THE PROBLEM:
Read the listing and extract each line that includes the word "формирование".

....

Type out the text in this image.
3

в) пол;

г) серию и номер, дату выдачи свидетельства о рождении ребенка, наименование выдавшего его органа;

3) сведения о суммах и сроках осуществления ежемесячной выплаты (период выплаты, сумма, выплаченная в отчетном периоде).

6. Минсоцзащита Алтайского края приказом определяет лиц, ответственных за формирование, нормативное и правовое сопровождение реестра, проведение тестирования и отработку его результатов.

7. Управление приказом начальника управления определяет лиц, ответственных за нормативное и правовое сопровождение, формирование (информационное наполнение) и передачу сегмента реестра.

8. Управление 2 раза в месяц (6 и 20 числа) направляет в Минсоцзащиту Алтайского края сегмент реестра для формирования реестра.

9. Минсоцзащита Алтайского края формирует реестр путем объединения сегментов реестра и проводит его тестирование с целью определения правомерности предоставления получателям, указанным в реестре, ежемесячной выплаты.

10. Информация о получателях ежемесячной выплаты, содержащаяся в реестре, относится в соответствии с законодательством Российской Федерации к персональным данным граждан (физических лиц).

....

RESULT OF THIS EXERCISE:
6. Минсоцзащита Алтайского края приказом определяет лиц, ответственных за формирование, нормативное и правовое сопровождение реестра, проведение тестирования и отработку его результатов.
7. Управление приказом начальника управления определяет лиц, ответственных за нормативное и правовое сопровождение, формирование (информационное наполнение) и передачу сегмента реестра.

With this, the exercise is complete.